_Saved entries_
§ §

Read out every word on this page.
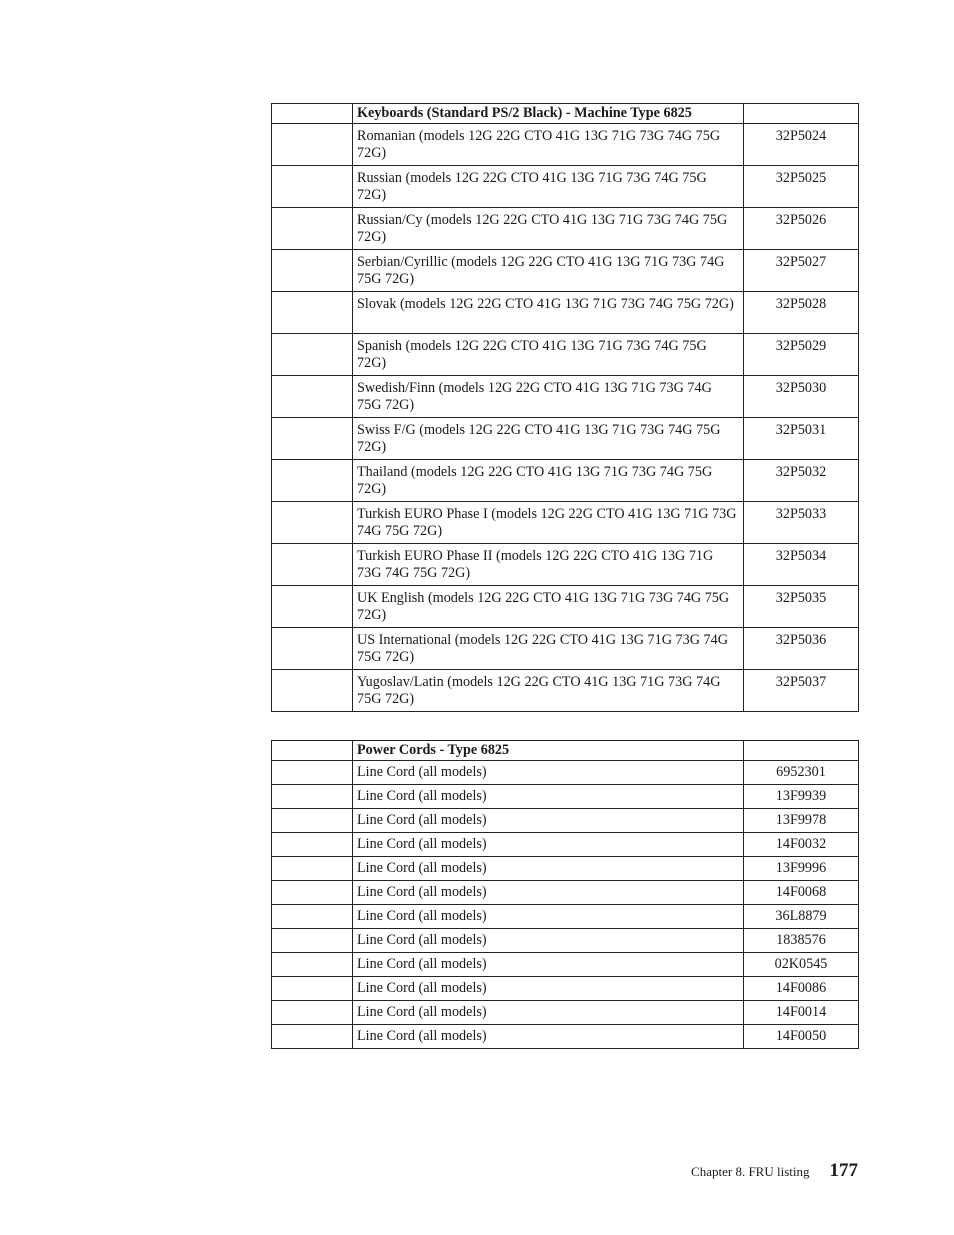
	Keyboards (Standard PS/2 Black) - Machine Type 6825	
	Romanian (models 12G 22G CTO 41G 13G 71G 73G 74G 75G 72G)	32P5024
	Russian (models 12G 22G CTO 41G 13G 71G 73G 74G 75G 72G)	32P5025
	Russian/Cy (models 12G 22G CTO 41G 13G 71G 73G 74G 75G 72G)	32P5026
	Serbian/Cyrillic (models 12G 22G CTO 41G 13G 71G 73G 74G 75G 72G)	32P5027
	Slovak (models 12G 22G CTO 41G 13G 71G 73G 74G 75G 72G)	32P5028
	Spanish (models 12G 22G CTO 41G 13G 71G 73G 74G 75G 72G)	32P5029
	Swedish/Finn (models 12G 22G CTO 41G 13G 71G 73G 74G 75G 72G)	32P5030
	Swiss F/G (models 12G 22G CTO 41G 13G 71G 73G 74G 75G 72G)	32P5031
	Thailand (models 12G 22G CTO 41G 13G 71G 73G 74G 75G 72G)	32P5032
	Turkish EURO Phase I (models 12G 22G CTO 41G 13G 71G 73G 74G 75G 72G)	32P5033
	Turkish EURO Phase II (models 12G 22G CTO 41G 13G 71G 73G 74G 75G 72G)	32P5034
	UK English (models 12G 22G CTO 41G 13G 71G 73G 74G 75G 72G)	32P5035
	US International (models 12G 22G CTO 41G 13G 71G 73G 74G 75G 72G)	32P5036
	Yugoslav/Latin (models 12G 22G CTO 41G 13G 71G 73G 74G 75G 72G)	32P5037
	Power Cords - Type 6825	
	Line Cord (all models)	6952301
	Line Cord (all models)	13F9939
	Line Cord (all models)	13F9978
	Line Cord (all models)	14F0032
	Line Cord (all models)	13F9996
	Line Cord (all models)	14F0068
	Line Cord (all models)	36L8879
	Line Cord (all models)	1838576
	Line Cord (all models)	02K0545
	Line Cord (all models)	14F0086
	Line Cord (all models)	14F0014
	Line Cord (all models)	14F0050
Chapter 8. FRU listing 177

§ §

_Short problem_
Find the word "Type" in the entries above and gather every line that holds it.

_Correct result_
	Keyboards (Standard PS/2 Black) - Machine Type 6825	
	Power Cords - Type 6825	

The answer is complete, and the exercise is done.